◆ Problem description ◆
Every line that contains the word "Yeni" should be copied out.
▬▬▬
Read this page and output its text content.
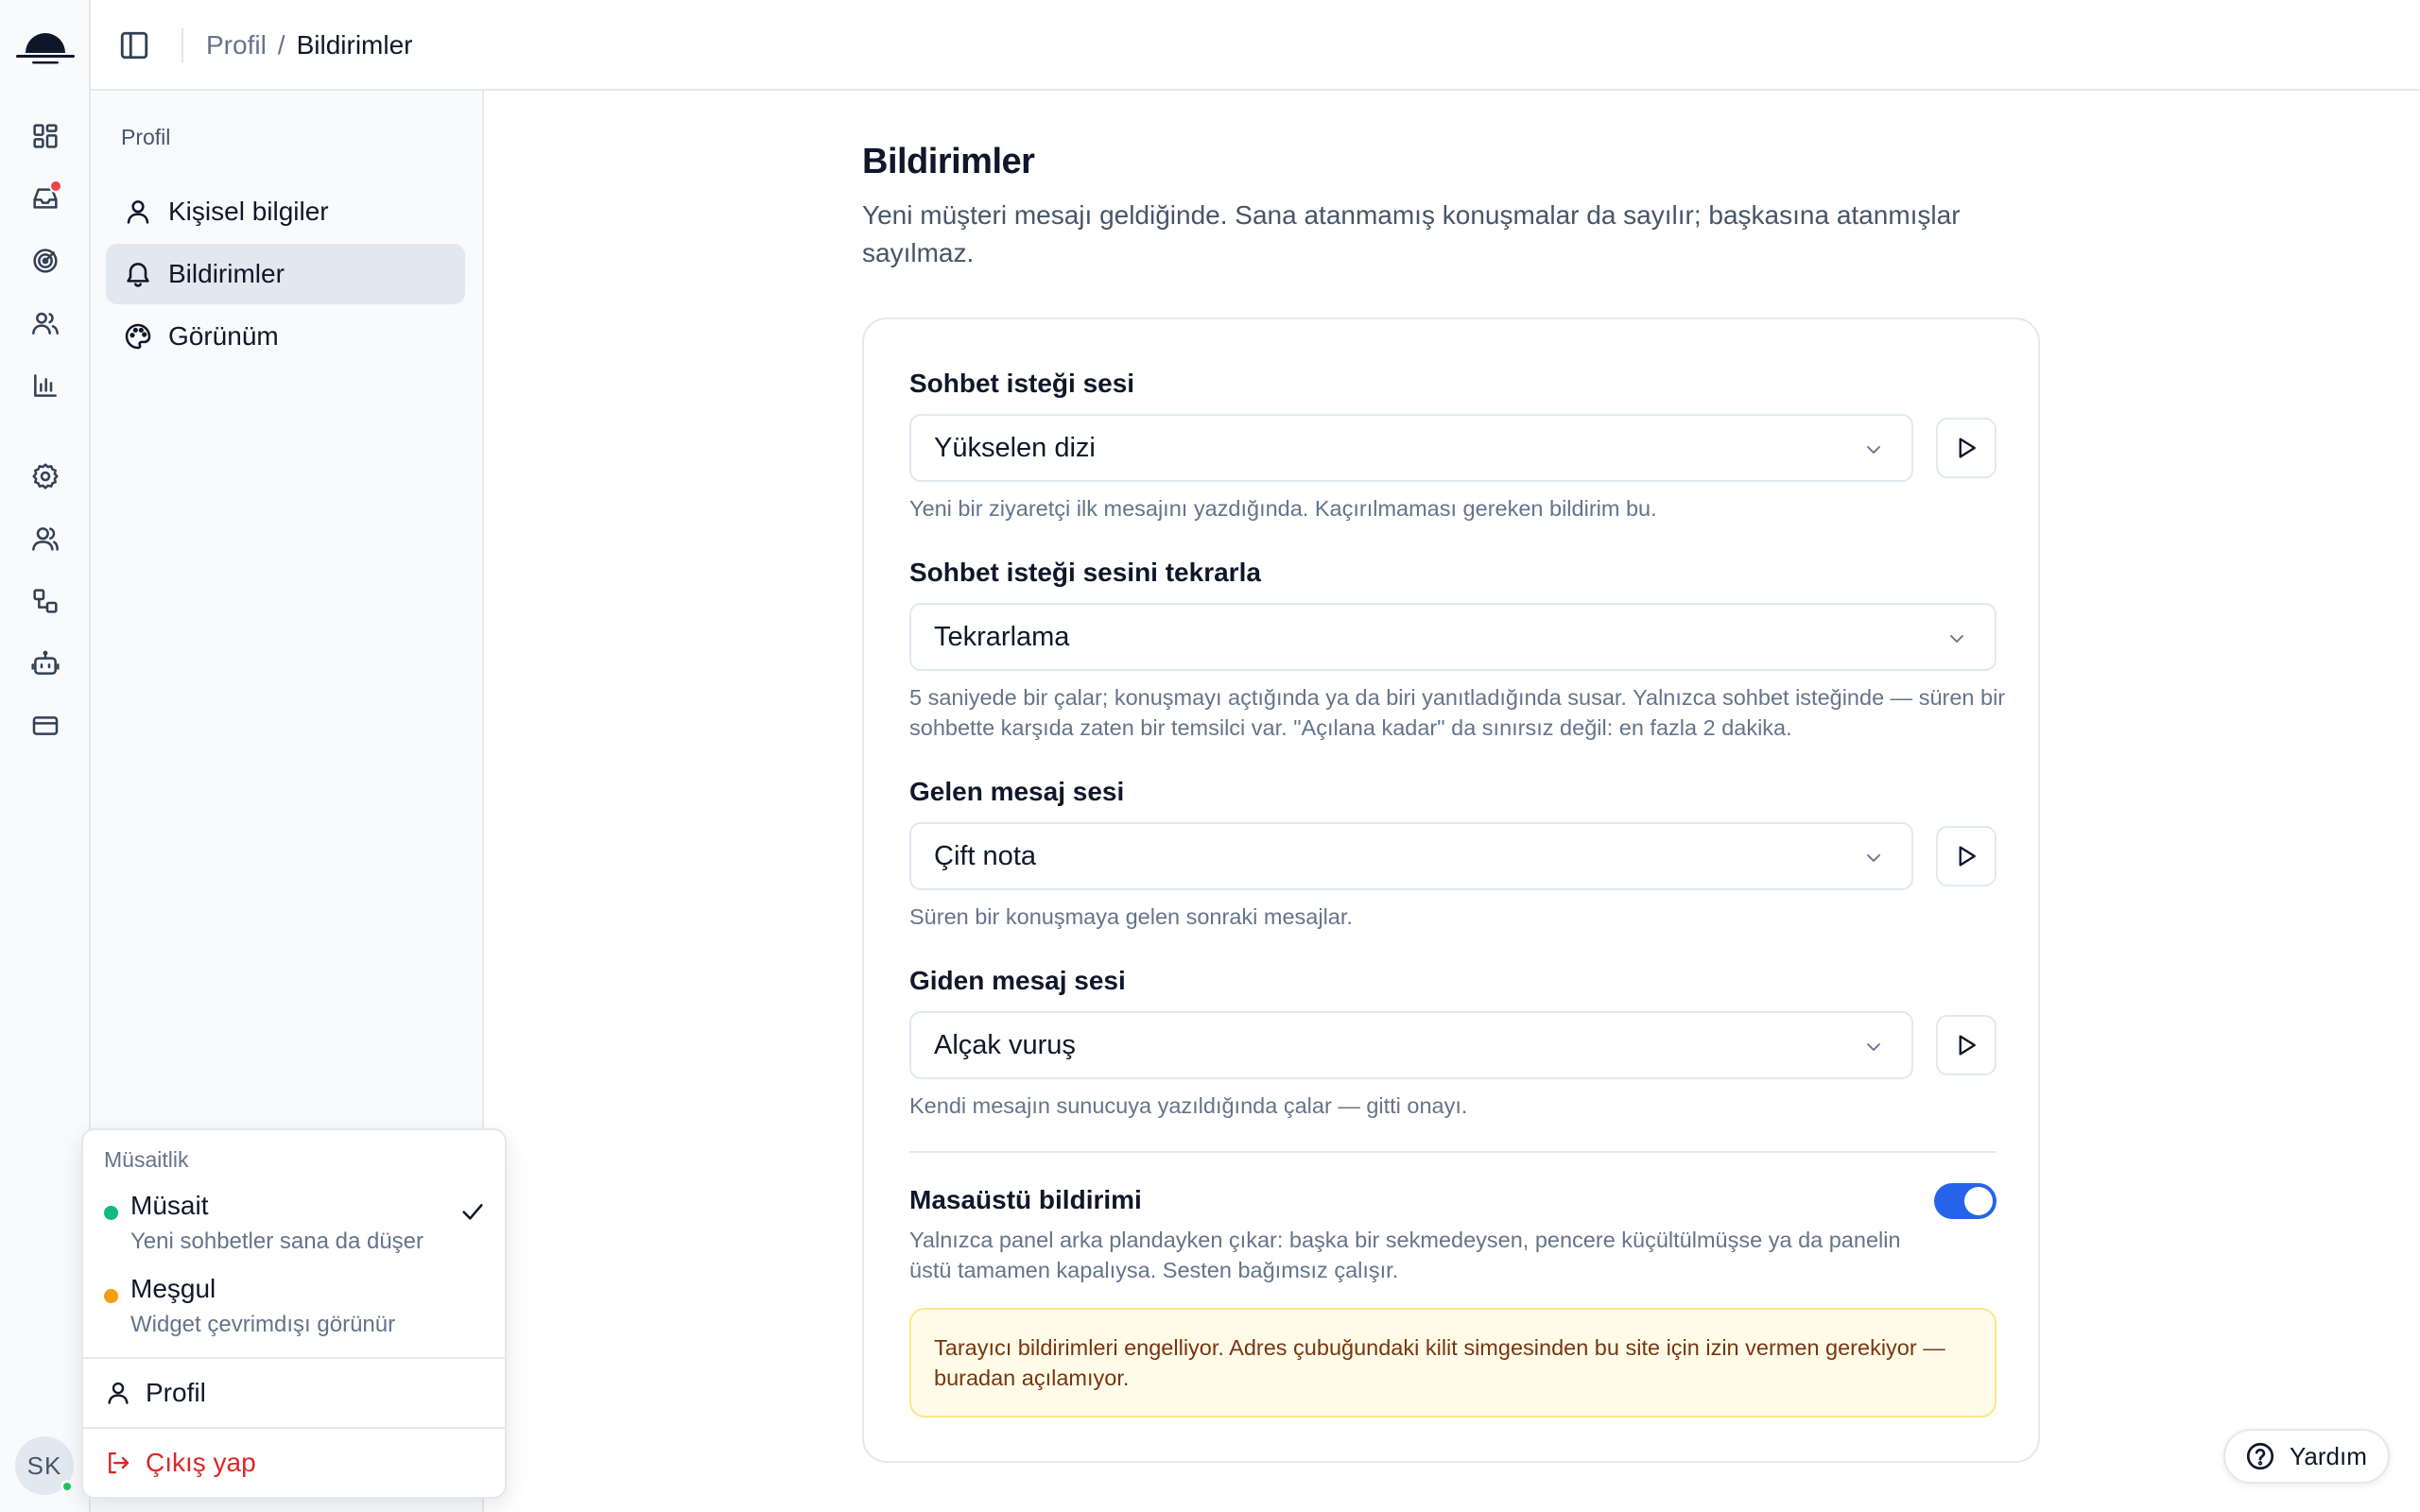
SK
Profil / Bildirimler
Profil
Kişisel bilgiler
Bildirimler
Görünüm
Bildirimler

Yeni müşteri mesajı geldiğinde. Sana atanmamış konuşmalar da sayılır; başkasına atanmışlar sayılmaz.

Sohbet isteği sesi
Yükselen dizi
Yeni bir ziyaretçi ilk mesajını yazdığında. Kaçırılmaması gereken bildirim bu.
Sohbet isteği sesini tekrarla
Tekrarlama
5 saniyede bir çalar; konuşmayı açtığında ya da biri yanıtladığında susar. Yalnızca sohbet isteğinde — süren bir sohbette karşıda zaten bir temsilci var. "Açılana kadar" da sınırsız değil: en fazla 2 dakika.
Gelen mesaj sesi
Çift nota
Süren bir konuşmaya gelen sonraki mesajlar.
Giden mesaj sesi
Alçak vuruş
Kendi mesajın sunucuya yazıldığında çalar — gitti onayı.
Masaüstü bildirimi
Yalnızca panel arka plandayken çıkar: başka bir sekmedeysen, pencere küçültülmüşse ya da panelin üstü tamamen kapalıysa. Sesten bağımsız çalışır.
Tarayıcı bildirimleri engelliyor. Adres çubuğundaki kilit simgesinden bu site için izin vermen gerekiyor — buradan açılamıyor.
Müsaitlik
Müsait
Yeni sohbetler sana da düşer
Meşgul
Widget çevrimdışı görünür
Profil
Çıkış yap	Yardım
▬▬▬
◆ Solution to this exercise ◆
Yeni müşteri mesajı geldiğinde. Sana atanmamış konuşmalar da sayılır; başkasına atanmışlar sayılmaz.
Yeni bir ziyaretçi ilk mesajını yazdığında. Kaçırılmaması gereken bildirim bu.
Yeni sohbetler sana da düşer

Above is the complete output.